:: What to do ::
Locate the string "name" in the records below. Copy every line where it occurs.
** Start of Dataset content **
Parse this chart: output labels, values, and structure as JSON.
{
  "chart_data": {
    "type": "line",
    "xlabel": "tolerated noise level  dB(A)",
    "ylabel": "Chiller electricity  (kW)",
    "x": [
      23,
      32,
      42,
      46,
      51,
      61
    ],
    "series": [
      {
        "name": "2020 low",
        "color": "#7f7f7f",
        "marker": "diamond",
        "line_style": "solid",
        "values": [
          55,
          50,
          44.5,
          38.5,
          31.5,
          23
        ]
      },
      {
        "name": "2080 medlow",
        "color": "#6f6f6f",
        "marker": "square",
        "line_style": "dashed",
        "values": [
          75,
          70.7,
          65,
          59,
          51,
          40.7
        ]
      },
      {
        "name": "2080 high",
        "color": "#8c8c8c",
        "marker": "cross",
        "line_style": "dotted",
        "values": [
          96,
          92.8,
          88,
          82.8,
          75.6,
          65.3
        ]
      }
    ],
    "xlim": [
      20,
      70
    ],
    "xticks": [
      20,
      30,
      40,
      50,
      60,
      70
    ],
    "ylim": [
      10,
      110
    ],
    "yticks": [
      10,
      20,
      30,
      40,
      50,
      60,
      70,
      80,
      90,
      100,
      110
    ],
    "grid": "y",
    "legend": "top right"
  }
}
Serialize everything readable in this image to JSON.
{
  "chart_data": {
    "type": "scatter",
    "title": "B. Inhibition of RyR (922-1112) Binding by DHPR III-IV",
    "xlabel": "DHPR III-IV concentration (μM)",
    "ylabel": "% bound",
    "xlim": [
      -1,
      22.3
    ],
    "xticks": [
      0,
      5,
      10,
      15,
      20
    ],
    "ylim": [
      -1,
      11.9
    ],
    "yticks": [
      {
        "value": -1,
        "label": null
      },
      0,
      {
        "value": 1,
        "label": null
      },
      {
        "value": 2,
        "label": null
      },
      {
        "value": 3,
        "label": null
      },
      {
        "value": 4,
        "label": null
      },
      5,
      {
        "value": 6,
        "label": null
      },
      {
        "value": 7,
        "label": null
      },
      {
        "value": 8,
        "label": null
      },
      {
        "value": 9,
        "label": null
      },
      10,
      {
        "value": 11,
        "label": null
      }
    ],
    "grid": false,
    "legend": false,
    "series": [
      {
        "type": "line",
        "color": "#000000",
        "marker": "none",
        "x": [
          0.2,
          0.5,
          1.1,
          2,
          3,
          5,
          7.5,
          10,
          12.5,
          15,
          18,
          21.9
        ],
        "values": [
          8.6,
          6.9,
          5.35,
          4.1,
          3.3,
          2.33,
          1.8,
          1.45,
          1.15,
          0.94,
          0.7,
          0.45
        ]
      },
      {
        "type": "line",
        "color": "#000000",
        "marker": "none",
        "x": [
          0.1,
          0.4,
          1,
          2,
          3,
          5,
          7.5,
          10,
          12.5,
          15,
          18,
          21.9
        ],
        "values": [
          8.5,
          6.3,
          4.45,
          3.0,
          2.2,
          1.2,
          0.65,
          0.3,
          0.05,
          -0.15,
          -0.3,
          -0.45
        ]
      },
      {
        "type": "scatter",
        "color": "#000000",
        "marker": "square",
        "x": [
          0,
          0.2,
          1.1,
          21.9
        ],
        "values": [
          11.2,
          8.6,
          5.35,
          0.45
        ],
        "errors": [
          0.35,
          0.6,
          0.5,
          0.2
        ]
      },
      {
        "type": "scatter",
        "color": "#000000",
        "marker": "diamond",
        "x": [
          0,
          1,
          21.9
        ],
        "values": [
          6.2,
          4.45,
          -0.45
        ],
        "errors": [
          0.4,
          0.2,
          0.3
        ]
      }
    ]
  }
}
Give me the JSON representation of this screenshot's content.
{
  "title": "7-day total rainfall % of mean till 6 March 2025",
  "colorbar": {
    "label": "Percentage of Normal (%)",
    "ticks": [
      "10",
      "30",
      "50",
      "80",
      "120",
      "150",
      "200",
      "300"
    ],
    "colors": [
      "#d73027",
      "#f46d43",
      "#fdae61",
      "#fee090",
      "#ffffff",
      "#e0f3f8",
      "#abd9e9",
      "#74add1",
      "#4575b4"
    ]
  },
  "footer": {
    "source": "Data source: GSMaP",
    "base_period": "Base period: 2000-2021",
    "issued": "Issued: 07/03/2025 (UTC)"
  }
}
** End of Dataset content **
:: Output below ::
        "name": "2020 low",
        "name": "2080 medlow",
        "name": "2080 high",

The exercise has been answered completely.